→ **The task**
Write what comes next in the mailing-list message about the SIGSEGV in BRIN autosummarize, picking up after its last line.

Re: SIGSEGV in BRIN autosummarize

From: Tomas Vondra <tomas(dot)vondra(at)2ndquadrant(dot)com>
To: Justin Pryzby <pryzby(at)telsasoft(dot)com>
Cc: pgsql-hackers(at)postgresql(dot)org, Alvaro Herrera <alvherre(at)alvh(dot)no-ip(dot)org>
Subject: Re: SIGSEGV in BRIN autosummarize
Date: 2017-10-15 12:44:58
Message-ID: efefda33-5fd9-0a77-6ae5-ca21dbd163aa@2ndquadrant.com
Views: Raw Message | Whole Thread | Download mbox | Resend email
Thread:
Lists: pgsql-hackers

Hi,

On 10/15/2017 03:56 AM, Justin Pryzby wrote:
> On Fri, Oct 13, 2017 at 10:57:32PM -0500, Justin Pryzby wrote:
...
>> It's a bit difficult to guess what went wrong from this backtrace. For
>> me gdb typically prints a bunch of lines immediately before the frames,
>> explaining what went wrong - not sure why it's missing here.
>
> Do you mean this ?
>
> ...

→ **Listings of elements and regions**
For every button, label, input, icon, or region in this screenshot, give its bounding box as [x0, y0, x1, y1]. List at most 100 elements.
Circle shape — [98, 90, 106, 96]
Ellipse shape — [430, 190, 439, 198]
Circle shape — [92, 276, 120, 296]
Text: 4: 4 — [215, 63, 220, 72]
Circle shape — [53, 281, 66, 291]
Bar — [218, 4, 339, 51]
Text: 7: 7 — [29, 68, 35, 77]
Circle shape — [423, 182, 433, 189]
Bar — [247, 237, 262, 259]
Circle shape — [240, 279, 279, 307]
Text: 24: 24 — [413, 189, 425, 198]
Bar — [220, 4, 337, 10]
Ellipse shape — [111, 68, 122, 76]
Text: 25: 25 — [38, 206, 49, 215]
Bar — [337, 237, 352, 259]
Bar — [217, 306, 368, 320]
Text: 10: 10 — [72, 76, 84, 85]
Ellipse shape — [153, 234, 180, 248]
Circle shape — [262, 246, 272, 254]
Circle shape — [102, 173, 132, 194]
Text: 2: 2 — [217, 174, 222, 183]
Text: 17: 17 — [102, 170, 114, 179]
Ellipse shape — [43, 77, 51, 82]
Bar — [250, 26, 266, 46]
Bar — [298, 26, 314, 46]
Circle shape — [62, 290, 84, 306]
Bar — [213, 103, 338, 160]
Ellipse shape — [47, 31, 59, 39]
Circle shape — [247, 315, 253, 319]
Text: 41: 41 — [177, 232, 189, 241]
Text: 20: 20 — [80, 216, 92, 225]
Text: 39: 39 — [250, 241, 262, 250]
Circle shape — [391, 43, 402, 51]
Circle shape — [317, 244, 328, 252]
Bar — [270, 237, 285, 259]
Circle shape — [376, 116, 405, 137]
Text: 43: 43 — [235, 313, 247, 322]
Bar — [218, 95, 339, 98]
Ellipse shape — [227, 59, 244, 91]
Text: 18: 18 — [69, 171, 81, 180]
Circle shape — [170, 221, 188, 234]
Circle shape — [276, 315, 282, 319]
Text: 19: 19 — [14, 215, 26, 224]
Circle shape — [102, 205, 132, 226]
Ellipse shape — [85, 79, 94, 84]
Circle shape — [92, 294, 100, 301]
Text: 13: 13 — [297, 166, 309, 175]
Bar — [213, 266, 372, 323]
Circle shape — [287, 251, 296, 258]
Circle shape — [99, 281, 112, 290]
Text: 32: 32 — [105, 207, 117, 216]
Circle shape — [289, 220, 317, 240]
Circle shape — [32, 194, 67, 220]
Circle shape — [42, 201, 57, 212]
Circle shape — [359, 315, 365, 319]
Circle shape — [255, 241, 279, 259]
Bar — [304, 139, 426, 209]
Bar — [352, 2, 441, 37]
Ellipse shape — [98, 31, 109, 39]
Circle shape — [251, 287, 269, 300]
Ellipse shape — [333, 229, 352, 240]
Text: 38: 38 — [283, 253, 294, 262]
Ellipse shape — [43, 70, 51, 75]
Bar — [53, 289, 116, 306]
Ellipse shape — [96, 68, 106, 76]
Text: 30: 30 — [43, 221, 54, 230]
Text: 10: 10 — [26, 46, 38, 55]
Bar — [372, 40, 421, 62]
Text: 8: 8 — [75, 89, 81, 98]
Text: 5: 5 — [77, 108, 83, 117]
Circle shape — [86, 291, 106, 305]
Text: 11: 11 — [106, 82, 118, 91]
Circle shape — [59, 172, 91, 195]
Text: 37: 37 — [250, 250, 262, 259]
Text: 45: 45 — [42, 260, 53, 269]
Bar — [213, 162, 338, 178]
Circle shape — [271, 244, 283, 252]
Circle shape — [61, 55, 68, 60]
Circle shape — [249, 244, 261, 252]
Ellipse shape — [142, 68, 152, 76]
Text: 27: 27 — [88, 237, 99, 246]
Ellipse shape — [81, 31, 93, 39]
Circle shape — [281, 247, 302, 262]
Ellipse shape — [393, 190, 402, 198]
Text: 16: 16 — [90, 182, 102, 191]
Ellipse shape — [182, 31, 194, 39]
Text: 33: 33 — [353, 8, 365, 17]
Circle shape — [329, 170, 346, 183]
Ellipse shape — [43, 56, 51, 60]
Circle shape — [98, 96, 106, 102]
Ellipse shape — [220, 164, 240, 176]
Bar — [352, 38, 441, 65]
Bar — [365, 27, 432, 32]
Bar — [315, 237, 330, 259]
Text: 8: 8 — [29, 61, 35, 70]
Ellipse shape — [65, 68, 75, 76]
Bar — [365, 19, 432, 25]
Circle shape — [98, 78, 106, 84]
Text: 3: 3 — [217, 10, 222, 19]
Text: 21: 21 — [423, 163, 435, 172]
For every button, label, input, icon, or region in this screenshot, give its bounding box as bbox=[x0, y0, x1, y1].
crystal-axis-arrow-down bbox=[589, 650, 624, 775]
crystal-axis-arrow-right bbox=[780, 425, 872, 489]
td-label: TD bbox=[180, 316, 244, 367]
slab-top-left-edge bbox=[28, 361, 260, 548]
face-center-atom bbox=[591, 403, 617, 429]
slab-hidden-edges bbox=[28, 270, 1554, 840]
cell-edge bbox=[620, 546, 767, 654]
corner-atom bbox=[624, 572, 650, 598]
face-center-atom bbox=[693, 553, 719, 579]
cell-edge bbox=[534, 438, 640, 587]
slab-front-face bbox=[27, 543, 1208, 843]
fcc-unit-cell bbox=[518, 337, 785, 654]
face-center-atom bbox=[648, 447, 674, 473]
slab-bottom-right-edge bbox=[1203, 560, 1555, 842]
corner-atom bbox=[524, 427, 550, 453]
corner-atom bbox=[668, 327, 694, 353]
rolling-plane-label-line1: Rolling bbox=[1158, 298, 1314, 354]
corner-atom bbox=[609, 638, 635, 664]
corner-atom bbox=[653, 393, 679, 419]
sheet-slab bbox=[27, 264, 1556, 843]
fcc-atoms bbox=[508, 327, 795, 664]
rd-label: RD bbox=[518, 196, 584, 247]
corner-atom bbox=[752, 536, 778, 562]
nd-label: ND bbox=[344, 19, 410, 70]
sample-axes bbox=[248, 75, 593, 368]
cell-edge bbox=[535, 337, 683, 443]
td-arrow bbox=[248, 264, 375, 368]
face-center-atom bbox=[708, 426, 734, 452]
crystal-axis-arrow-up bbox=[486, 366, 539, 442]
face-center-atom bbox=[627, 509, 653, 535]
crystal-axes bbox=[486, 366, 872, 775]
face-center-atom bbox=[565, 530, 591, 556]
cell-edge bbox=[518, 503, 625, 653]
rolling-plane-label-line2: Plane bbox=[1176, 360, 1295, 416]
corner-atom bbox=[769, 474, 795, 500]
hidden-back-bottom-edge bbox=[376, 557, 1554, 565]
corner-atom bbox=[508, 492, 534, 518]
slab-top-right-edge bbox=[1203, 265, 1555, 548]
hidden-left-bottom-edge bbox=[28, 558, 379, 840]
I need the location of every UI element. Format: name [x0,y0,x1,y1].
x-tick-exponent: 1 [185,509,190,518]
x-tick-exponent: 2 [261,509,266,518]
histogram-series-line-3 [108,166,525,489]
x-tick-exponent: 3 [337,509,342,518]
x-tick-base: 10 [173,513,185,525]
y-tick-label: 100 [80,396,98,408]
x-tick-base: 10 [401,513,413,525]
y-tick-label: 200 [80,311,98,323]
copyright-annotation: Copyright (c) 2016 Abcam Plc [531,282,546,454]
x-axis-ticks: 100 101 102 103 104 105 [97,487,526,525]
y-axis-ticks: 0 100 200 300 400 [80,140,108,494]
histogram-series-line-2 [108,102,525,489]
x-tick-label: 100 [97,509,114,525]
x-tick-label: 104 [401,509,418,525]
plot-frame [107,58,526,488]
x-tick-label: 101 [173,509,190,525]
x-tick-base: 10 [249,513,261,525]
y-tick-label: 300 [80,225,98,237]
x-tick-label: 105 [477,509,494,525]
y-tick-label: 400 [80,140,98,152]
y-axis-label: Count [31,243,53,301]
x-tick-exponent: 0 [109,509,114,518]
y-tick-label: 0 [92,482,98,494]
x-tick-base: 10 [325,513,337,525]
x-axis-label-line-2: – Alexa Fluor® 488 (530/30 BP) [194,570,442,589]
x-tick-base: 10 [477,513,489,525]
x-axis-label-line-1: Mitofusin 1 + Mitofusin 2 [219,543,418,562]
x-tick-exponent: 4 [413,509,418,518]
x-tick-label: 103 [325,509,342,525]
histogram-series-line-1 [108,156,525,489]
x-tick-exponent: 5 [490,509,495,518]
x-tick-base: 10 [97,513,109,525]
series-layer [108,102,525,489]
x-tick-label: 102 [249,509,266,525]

→ **Response to the task**
> Loaded symbols for /lib64/libnss_files-2.12.so
> Core was generated by `postgres: autovacuum worker process gtt '.
> Program terminated with signal 11, Segmentation fault.
> #0 pfree (pointer=0x298c740) at mcxt.c:954
> 954 (*context->methods->free_p) (context, pointer);
>

Yes. So either 'context' is bogus. Or 'context->methods' is bogus. Or
'context->methods->free_p' is bogus.

>> Perhaps some of those pointers are bogus, the memory was already pfree-d
>> or something like that. You'll have to poke around and try dereferencing
>> the pointers to find what works and what does not.
>>
>> For example what do these gdb commands do in the #0 frame?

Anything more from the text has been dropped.